§ **Exercise material**:
==========
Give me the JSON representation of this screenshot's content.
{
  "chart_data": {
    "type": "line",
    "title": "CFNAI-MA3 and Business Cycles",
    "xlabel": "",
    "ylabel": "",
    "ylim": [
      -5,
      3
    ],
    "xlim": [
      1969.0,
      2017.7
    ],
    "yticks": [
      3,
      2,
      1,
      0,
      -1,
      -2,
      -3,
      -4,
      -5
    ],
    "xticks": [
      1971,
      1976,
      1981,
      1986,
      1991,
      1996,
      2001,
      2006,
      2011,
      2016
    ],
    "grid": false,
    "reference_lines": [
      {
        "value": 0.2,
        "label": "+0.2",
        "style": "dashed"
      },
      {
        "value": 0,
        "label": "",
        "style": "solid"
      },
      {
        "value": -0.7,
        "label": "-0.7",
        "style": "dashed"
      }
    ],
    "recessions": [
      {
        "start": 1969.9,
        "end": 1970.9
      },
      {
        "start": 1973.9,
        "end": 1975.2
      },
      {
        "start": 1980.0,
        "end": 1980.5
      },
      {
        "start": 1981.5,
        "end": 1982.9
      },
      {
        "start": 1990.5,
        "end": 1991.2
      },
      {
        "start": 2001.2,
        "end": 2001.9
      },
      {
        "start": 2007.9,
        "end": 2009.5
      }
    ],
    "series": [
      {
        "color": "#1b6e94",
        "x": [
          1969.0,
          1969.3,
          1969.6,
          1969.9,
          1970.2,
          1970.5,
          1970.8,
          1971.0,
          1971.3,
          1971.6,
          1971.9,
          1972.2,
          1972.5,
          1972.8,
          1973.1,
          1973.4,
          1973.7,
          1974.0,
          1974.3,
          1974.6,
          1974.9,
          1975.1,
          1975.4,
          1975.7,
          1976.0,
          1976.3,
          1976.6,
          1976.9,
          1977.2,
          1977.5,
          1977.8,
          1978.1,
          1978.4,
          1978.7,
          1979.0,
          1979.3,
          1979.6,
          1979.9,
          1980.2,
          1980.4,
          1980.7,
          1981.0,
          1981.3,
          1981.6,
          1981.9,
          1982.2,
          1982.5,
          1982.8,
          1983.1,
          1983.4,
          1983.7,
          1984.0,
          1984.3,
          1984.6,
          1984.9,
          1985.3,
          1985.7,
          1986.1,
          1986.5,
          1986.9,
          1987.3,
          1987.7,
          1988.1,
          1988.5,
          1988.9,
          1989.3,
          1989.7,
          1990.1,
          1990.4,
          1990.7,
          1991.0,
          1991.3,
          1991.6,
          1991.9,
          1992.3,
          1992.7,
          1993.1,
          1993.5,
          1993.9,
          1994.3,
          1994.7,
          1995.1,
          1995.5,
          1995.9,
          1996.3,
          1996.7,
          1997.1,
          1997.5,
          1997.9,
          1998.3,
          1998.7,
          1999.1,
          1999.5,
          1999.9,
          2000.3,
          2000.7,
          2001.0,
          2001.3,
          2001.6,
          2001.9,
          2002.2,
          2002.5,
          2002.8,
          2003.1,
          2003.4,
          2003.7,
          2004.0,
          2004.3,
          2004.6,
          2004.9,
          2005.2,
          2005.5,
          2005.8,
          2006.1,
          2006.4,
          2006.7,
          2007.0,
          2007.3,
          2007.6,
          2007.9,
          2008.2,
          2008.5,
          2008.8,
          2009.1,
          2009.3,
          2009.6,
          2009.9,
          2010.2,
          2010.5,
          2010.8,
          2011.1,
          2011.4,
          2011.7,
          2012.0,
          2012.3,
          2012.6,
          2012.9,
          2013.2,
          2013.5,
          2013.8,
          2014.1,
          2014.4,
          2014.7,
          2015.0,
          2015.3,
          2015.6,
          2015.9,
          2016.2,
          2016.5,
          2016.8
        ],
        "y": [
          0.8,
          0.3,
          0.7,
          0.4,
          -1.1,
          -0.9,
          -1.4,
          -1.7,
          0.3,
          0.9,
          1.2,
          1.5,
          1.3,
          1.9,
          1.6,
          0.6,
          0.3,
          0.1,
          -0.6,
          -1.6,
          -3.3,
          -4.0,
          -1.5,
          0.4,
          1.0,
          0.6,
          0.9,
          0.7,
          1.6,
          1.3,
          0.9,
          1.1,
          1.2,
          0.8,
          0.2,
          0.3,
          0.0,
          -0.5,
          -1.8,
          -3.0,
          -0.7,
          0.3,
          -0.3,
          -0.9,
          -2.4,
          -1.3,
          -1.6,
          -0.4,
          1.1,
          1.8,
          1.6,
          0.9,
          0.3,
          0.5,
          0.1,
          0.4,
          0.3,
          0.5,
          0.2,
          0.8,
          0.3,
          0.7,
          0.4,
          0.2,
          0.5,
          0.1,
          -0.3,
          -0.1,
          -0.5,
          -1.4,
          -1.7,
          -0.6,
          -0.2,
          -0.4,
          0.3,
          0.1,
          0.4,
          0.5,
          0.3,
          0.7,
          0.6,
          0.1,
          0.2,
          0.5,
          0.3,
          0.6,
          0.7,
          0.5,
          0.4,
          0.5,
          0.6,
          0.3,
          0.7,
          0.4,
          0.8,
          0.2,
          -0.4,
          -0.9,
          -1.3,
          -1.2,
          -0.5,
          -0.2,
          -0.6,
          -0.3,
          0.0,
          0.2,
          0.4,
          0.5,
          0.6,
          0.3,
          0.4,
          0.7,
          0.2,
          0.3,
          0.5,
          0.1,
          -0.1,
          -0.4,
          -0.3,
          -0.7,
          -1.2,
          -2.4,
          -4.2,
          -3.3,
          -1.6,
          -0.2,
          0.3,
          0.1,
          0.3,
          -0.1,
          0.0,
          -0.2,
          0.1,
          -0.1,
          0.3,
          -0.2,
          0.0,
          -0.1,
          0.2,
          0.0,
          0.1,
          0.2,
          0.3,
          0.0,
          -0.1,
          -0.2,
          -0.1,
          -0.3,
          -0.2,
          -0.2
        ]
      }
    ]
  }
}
==========
§ **Short exercise**: Give only the number of lines above that hold the string "start".

§ **Task result**: 7